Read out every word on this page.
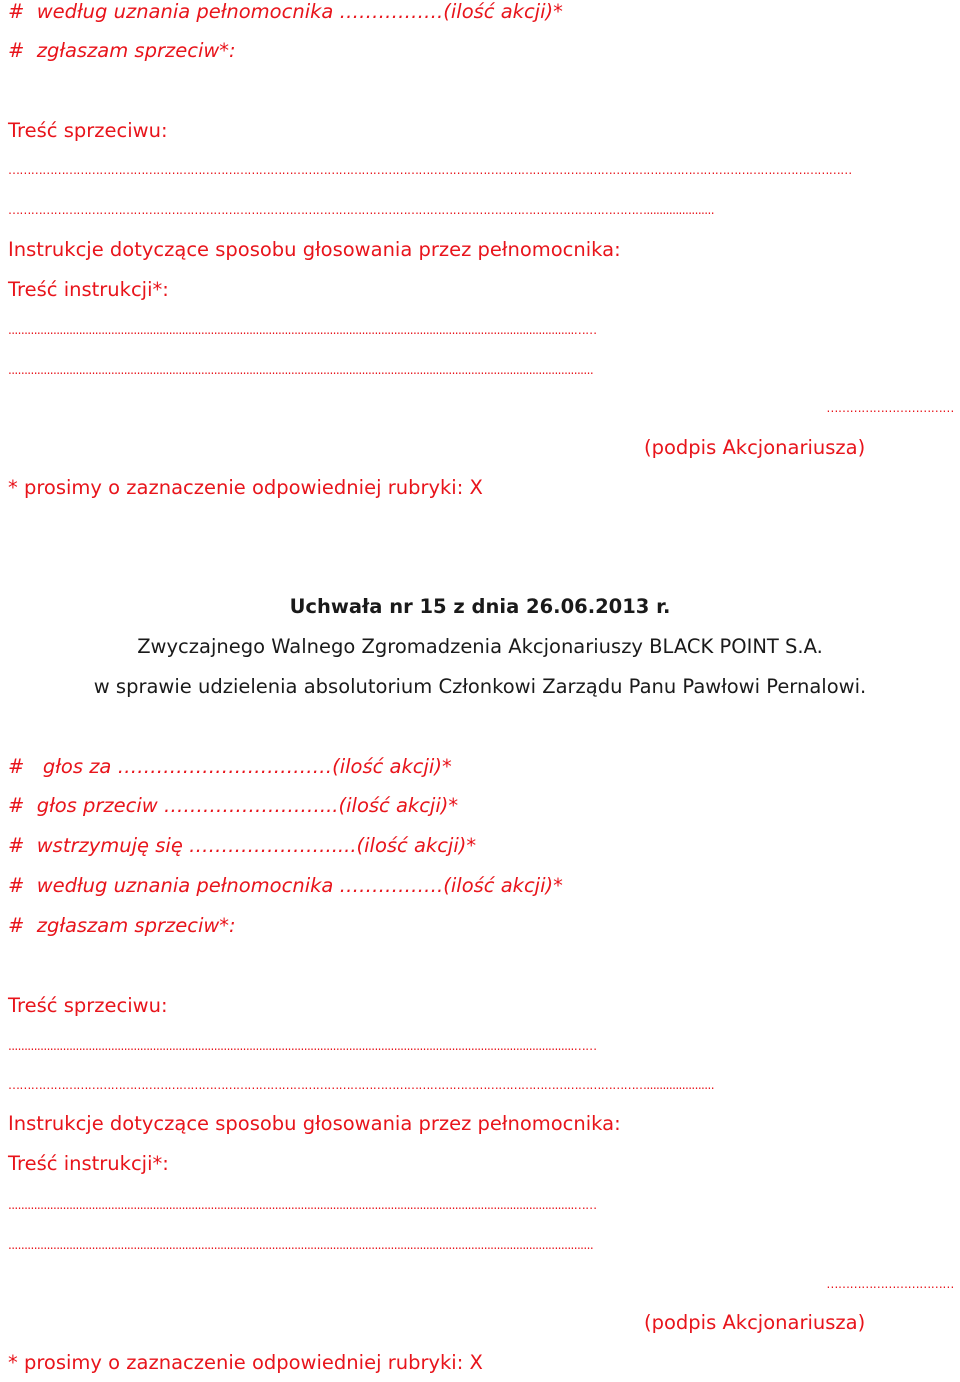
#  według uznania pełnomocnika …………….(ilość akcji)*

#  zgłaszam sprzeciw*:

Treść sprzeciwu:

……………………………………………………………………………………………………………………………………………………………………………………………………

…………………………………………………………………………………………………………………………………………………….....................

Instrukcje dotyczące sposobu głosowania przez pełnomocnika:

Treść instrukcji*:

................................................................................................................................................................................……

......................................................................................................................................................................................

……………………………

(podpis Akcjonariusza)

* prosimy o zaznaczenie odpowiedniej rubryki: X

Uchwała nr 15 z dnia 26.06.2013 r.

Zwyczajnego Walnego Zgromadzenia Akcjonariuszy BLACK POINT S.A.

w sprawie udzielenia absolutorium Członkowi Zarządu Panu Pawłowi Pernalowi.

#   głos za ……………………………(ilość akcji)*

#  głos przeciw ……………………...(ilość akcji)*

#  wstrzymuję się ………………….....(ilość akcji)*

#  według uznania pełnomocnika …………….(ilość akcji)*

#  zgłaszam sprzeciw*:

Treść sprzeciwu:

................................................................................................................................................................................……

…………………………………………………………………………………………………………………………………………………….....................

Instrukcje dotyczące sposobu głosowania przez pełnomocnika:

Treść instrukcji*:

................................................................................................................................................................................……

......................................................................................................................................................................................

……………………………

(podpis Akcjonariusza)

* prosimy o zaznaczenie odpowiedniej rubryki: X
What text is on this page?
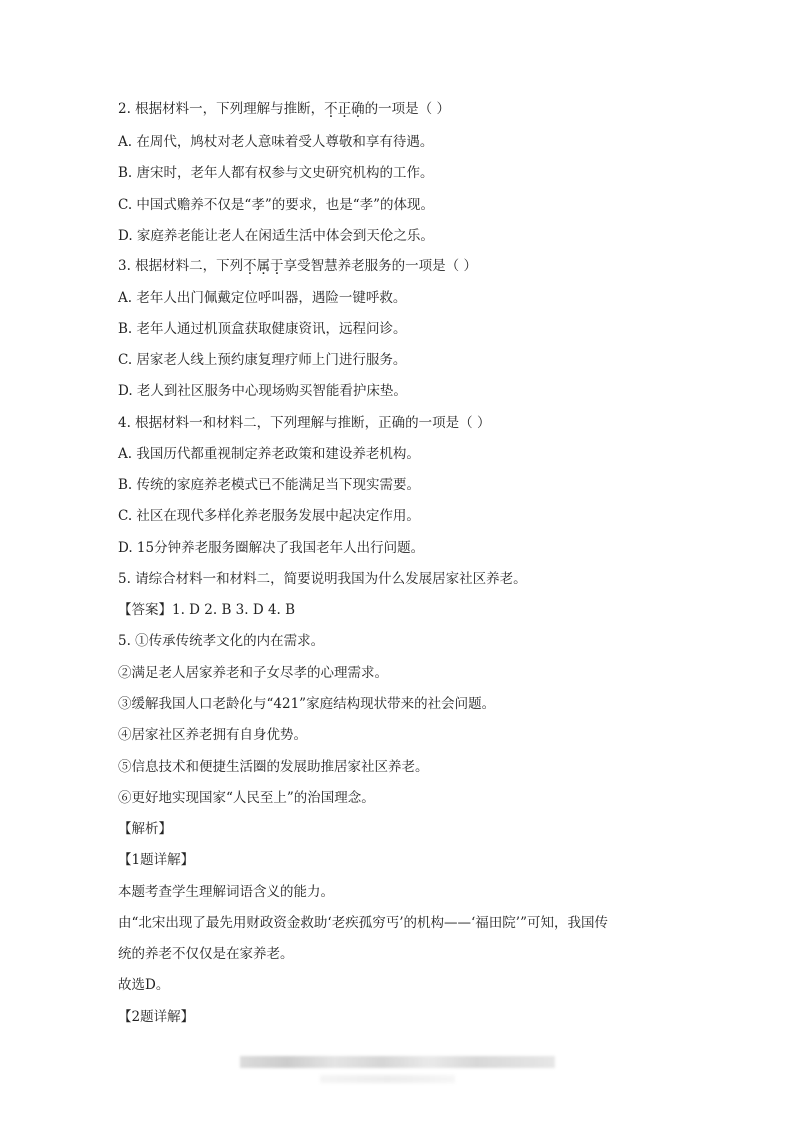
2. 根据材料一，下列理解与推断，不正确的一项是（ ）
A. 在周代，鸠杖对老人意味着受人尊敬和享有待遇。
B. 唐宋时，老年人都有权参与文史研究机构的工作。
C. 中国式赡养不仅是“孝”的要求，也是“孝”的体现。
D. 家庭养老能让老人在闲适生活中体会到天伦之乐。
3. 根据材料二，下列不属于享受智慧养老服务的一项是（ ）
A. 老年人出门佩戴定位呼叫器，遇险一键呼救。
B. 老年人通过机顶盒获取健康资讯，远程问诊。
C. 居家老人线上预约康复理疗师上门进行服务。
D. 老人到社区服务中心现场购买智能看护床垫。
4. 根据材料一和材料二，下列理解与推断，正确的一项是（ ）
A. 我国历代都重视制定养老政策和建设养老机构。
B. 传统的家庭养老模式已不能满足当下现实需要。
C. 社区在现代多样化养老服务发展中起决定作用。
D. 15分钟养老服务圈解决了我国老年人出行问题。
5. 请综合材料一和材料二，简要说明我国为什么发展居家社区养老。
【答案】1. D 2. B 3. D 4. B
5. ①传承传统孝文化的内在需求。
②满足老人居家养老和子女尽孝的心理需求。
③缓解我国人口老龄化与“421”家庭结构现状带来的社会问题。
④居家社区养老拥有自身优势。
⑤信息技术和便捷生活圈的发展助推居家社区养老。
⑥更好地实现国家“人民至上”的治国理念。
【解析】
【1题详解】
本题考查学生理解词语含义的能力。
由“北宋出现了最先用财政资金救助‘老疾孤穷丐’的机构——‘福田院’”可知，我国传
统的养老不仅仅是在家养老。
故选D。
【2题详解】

________

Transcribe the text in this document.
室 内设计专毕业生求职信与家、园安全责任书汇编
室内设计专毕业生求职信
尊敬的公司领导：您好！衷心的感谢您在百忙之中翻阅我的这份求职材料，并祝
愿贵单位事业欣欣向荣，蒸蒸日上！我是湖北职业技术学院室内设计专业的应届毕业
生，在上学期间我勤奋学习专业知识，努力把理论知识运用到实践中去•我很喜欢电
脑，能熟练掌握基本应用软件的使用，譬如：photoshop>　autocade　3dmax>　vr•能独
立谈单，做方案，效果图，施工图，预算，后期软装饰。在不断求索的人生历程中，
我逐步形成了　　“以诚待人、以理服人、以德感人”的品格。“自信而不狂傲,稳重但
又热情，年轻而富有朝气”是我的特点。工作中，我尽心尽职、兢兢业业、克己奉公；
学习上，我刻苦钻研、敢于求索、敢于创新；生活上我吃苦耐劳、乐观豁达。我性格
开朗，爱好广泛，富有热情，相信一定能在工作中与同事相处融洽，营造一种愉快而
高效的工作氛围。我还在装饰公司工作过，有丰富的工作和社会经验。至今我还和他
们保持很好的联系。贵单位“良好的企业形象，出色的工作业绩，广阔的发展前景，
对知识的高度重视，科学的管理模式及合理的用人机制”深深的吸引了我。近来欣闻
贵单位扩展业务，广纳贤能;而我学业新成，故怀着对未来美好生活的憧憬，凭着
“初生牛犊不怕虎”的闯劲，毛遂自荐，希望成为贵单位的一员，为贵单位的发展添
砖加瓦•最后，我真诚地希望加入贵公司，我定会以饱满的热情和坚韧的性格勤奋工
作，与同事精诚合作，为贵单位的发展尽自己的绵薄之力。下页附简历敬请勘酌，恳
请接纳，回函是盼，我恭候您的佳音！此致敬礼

________

Out of the preceding entries, pull every line containing the string "text".

- EXERCISE SOLUTION -
What text is on this page?
Transcribe the text in this document.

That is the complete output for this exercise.